PROBLEM DETAILS: Your task is to repeat the entries word for word while leaving out the pictures.

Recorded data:
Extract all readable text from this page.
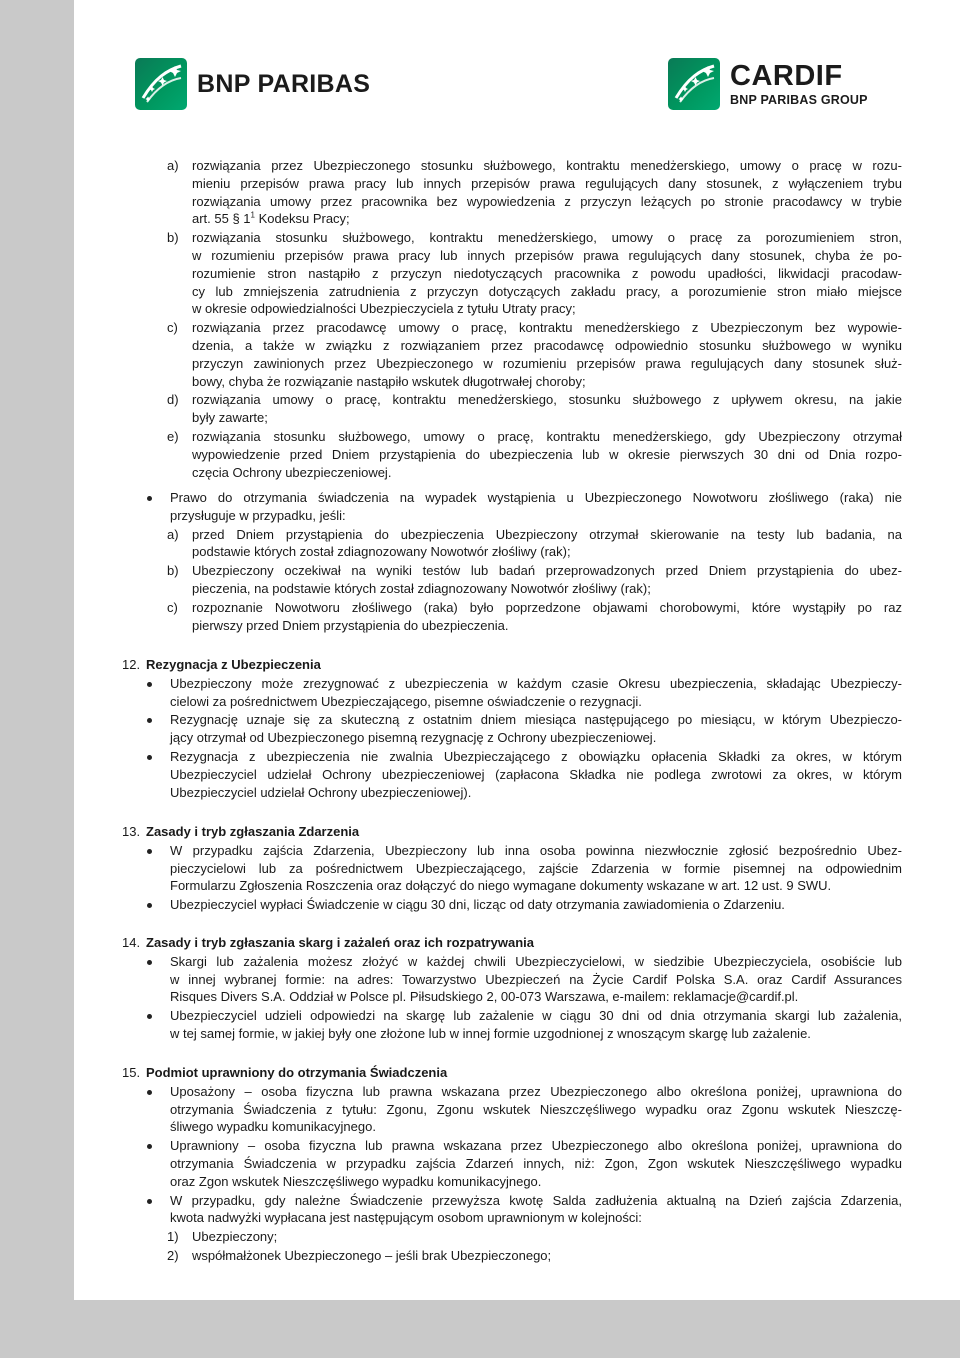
BNP PARIBAS	CARDIF
BNP PARIBAS GROUP
a) rozwiązania przez Ubezpieczonego stosunku służbowego, kontraktu menedżerskiego, umowy o pracę w rozu-
mieniu przepisów prawa pracy lub innych przepisów prawa regulujących dany stosunek, z wyłączeniem trybu
rozwiązania umowy przez pracownika bez wypowiedzenia z przyczyn leżących po stronie pracodawcy w trybie
art. 55 § $1^1$ Kodeksu Pracy;
b) rozwiązania stosunku służbowego, kontraktu menedżerskiego, umowy o pracę za porozumieniem stron,
w rozumieniu przepisów prawa pracy lub innych przepisów prawa regulujących dany stosunek, chyba że po-
rozumienie stron nastąpiło z przyczyn niedotyczących pracownika z powodu upadłości, likwidacji pracodaw-
cy lub zmniejszenia zatrudnienia z przyczyn dotyczących zakładu pracy, a porozumienie stron miało miejsce
w okresie odpowiedzialności Ubezpieczyciela z tytułu Utraty pracy;
c) rozwiązania przez pracodawcę umowy o pracę, kontraktu menedżerskiego z Ubezpieczonym bez wypowie-
dzenia, a także w związku z rozwiązaniem przez pracodawcę odpowiednio stosunku służbowego w wyniku
przyczyn zawinionych przez Ubezpieczonego w rozumieniu przepisów prawa regulujących dany stosunek służ-
bowy, chyba że rozwiązanie nastąpiło wskutek długotrwałej choroby;
d) rozwiązania umowy o pracę, kontraktu menedżerskiego, stosunku służbowego z upływem okresu, na jakie
były zawarte;
e) rozwiązania stosunku służbowego, umowy o pracę, kontraktu menedżerskiego, gdy Ubezpieczony otrzymał
wypowiedzenie przed Dniem przystąpienia do ubezpieczenia lub w okresie pierwszych 30 dni od Dnia rozpo-
częcia Ochrony ubezpieczeniowej.
Prawo do otrzymania świadczenia na wypadek wystąpienia u Ubezpieczonego Nowotworu złośliwego (raka) nie
przysługuje w przypadku, jeśli:
a) przed Dniem przystąpienia do ubezpieczenia Ubezpieczony otrzymał skierowanie na testy lub badania, na
podstawie których został zdiagnozowany Nowotwór złośliwy (rak);
b) Ubezpieczony oczekiwał na wyniki testów lub badań przeprowadzonych przed Dniem przystąpienia do ubez-
pieczenia, na podstawie których został zdiagnozowany Nowotwór złośliwy (rak);
c) rozpoznanie Nowotworu złośliwego (raka) było poprzedzone objawami chorobowymi, które wystąpiły po raz
pierwszy przed Dniem przystąpienia do ubezpieczenia.
12. Rezygnacja z Ubezpieczenia
Ubezpieczony może zrezygnować z ubezpieczenia w każdym czasie Okresu ubezpieczenia, składając Ubezpieczy-
cielowi za pośrednictwem Ubezpieczającego, pisemne oświadczenie o rezygnacji.
Rezygnację uznaje się za skuteczną z ostatnim dniem miesiąca następującego po miesiącu, w którym Ubezpieczo-
jący otrzymał od Ubezpieczonego pisemną rezygnację z Ochrony ubezpieczeniowej.
Rezygnacja z ubezpieczenia nie zwalnia Ubezpieczającego z obowiązku opłacenia Składki za okres, w którym
Ubezpieczyciel udzielał Ochrony ubezpieczeniowej (zapłacona Składka nie podlega zwrotowi za okres, w którym
Ubezpieczyciel udzielał Ochrony ubezpieczeniowej).
13. Zasady i tryb zgłaszania Zdarzenia
W przypadku zajścia Zdarzenia, Ubezpieczony lub inna osoba powinna niezwłocznie zgłosić bezpośrednio Ubez-
pieczycielowi lub za pośrednictwem Ubezpieczającego, zajście Zdarzenia w formie pisemnej na odpowiednim
Formularzu Zgłoszenia Roszczenia oraz dołączyć do niego wymagane dokumenty wskazane w art. 12 ust. 9 SWU.
Ubezpieczyciel wypłaci Świadczenie w ciągu 30 dni, licząc od daty otrzymania zawiadomienia o Zdarzeniu.
14. Zasady i tryb zgłaszania skarg i zażaleń oraz ich rozpatrywania
Skargi lub zażalenia możesz złożyć w każdej chwili Ubezpieczycielowi, w siedzibie Ubezpieczyciela, osobiście lub
w innej wybranej formie: na adres: Towarzystwo Ubezpieczeń na Życie Cardif Polska S.A. oraz Cardif Assurances
Risques Divers S.A. Oddział w Polsce pl. Piłsudskiego 2, 00-073 Warszawa, e-mailem: reklamacje@cardif.pl.
Ubezpieczyciel udzieli odpowiedzi na skargę lub zażalenie w ciągu 30 dni od dnia otrzymania skargi lub zażalenia,
w tej samej formie, w jakiej były one złożone lub w innej formie uzgodnionej z wnoszącym skargę lub zażalenie.
15. Podmiot uprawniony do otrzymania Świadczenia
Uposażony – osoba fizyczna lub prawna wskazana przez Ubezpieczonego albo określona poniżej, uprawniona do
otrzymania Świadczenia z tytułu: Zgonu, Zgonu wskutek Nieszczęśliwego wypadku oraz Zgonu wskutek Nieszczę-
śliwego wypadku komunikacyjnego.
Uprawniony – osoba fizyczna lub prawna wskazana przez Ubezpieczonego albo określona poniżej, uprawniona do
otrzymania Świadczenia w przypadku zajścia Zdarzeń innych, niż: Zgon, Zgon wskutek Nieszczęśliwego wypadku
oraz Zgon wskutek Nieszczęśliwego wypadku komunikacyjnego.
W przypadku, gdy należne Świadczenie przewyższa kwotę Salda zadłużenia aktualną na Dzień zajścia Zdarzenia,
kwota nadwyżki wypłacana jest następującym osobom uprawnionym w kolejności:
1) Ubezpieczony;
2) współmałżonek Ubezpieczonego – jeśli brak Ubezpieczonego;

ANSWER BELOW:
Extract all readable text from this page.
BNP PARIBAS	CARDIF
BNP PARIBAS GROUP
a) rozwiązania przez Ubezpieczonego stosunku służbowego, kontraktu menedżerskiego, umowy o pracę w rozu-
mieniu przepisów prawa pracy lub innych przepisów prawa regulujących dany stosunek, z wyłączeniem trybu
rozwiązania umowy przez pracownika bez wypowiedzenia z przyczyn leżących po stronie pracodawcy w trybie
art. 55 § $1^1$ Kodeksu Pracy;
b) rozwiązania stosunku służbowego, kontraktu menedżerskiego, umowy o pracę za porozumieniem stron,
w rozumieniu przepisów prawa pracy lub innych przepisów prawa regulujących dany stosunek, chyba że po-
rozumienie stron nastąpiło z przyczyn niedotyczących pracownika z powodu upadłości, likwidacji pracodaw-
cy lub zmniejszenia zatrudnienia z przyczyn dotyczących zakładu pracy, a porozumienie stron miało miejsce
w okresie odpowiedzialności Ubezpieczyciela z tytułu Utraty pracy;
c) rozwiązania przez pracodawcę umowy o pracę, kontraktu menedżerskiego z Ubezpieczonym bez wypowie-
dzenia, a także w związku z rozwiązaniem przez pracodawcę odpowiednio stosunku służbowego w wyniku
przyczyn zawinionych przez Ubezpieczonego w rozumieniu przepisów prawa regulujących dany stosunek służ-
bowy, chyba że rozwiązanie nastąpiło wskutek długotrwałej choroby;
d) rozwiązania umowy o pracę, kontraktu menedżerskiego, stosunku służbowego z upływem okresu, na jakie
były zawarte;
e) rozwiązania stosunku służbowego, umowy o pracę, kontraktu menedżerskiego, gdy Ubezpieczony otrzymał
wypowiedzenie przed Dniem przystąpienia do ubezpieczenia lub w okresie pierwszych 30 dni od Dnia rozpo-
częcia Ochrony ubezpieczeniowej.
Prawo do otrzymania świadczenia na wypadek wystąpienia u Ubezpieczonego Nowotworu złośliwego (raka) nie
przysługuje w przypadku, jeśli:
a) przed Dniem przystąpienia do ubezpieczenia Ubezpieczony otrzymał skierowanie na testy lub badania, na
podstawie których został zdiagnozowany Nowotwór złośliwy (rak);
b) Ubezpieczony oczekiwał na wyniki testów lub badań przeprowadzonych przed Dniem przystąpienia do ubez-
pieczenia, na podstawie których został zdiagnozowany Nowotwór złośliwy (rak);
c) rozpoznanie Nowotworu złośliwego (raka) było poprzedzone objawami chorobowymi, które wystąpiły po raz
pierwszy przed Dniem przystąpienia do ubezpieczenia.
12. Rezygnacja z Ubezpieczenia
Ubezpieczony może zrezygnować z ubezpieczenia w każdym czasie Okresu ubezpieczenia, składając Ubezpieczy-
cielowi za pośrednictwem Ubezpieczającego, pisemne oświadczenie o rezygnacji.
Rezygnację uznaje się za skuteczną z ostatnim dniem miesiąca następującego po miesiącu, w którym Ubezpieczo-
jący otrzymał od Ubezpieczonego pisemną rezygnację z Ochrony ubezpieczeniowej.
Rezygnacja z ubezpieczenia nie zwalnia Ubezpieczającego z obowiązku opłacenia Składki za okres, w którym
Ubezpieczyciel udzielał Ochrony ubezpieczeniowej (zapłacona Składka nie podlega zwrotowi za okres, w którym
Ubezpieczyciel udzielał Ochrony ubezpieczeniowej).
13. Zasady i tryb zgłaszania Zdarzenia
W przypadku zajścia Zdarzenia, Ubezpieczony lub inna osoba powinna niezwłocznie zgłosić bezpośrednio Ubez-
pieczycielowi lub za pośrednictwem Ubezpieczającego, zajście Zdarzenia w formie pisemnej na odpowiednim
Formularzu Zgłoszenia Roszczenia oraz dołączyć do niego wymagane dokumenty wskazane w art. 12 ust. 9 SWU.
Ubezpieczyciel wypłaci Świadczenie w ciągu 30 dni, licząc od daty otrzymania zawiadomienia o Zdarzeniu.
14. Zasady i tryb zgłaszania skarg i zażaleń oraz ich rozpatrywania
Skargi lub zażalenia możesz złożyć w każdej chwili Ubezpieczycielowi, w siedzibie Ubezpieczyciela, osobiście lub
w innej wybranej formie: na adres: Towarzystwo Ubezpieczeń na Życie Cardif Polska S.A. oraz Cardif Assurances
Risques Divers S.A. Oddział w Polsce pl. Piłsudskiego 2, 00-073 Warszawa, e-mailem: reklamacje@cardif.pl.
Ubezpieczyciel udzieli odpowiedzi na skargę lub zażalenie w ciągu 30 dni od dnia otrzymania skargi lub zażalenia,
w tej samej formie, w jakiej były one złożone lub w innej formie uzgodnionej z wnoszącym skargę lub zażalenie.
15. Podmiot uprawniony do otrzymania Świadczenia
Uposażony – osoba fizyczna lub prawna wskazana przez Ubezpieczonego albo określona poniżej, uprawniona do
otrzymania Świadczenia z tytułu: Zgonu, Zgonu wskutek Nieszczęśliwego wypadku oraz Zgonu wskutek Nieszczę-
śliwego wypadku komunikacyjnego.
Uprawniony – osoba fizyczna lub prawna wskazana przez Ubezpieczonego albo określona poniżej, uprawniona do
otrzymania Świadczenia w przypadku zajścia Zdarzeń innych, niż: Zgon, Zgon wskutek Nieszczęśliwego wypadku
oraz Zgon wskutek Nieszczęśliwego wypadku komunikacyjnego.
W przypadku, gdy należne Świadczenie przewyższa kwotę Salda zadłużenia aktualną na Dzień zajścia Zdarzenia,
kwota nadwyżki wypłacana jest następującym osobom uprawnionym w kolejności:
1) Ubezpieczony;
2) współmałżonek Ubezpieczonego – jeśli brak Ubezpieczonego;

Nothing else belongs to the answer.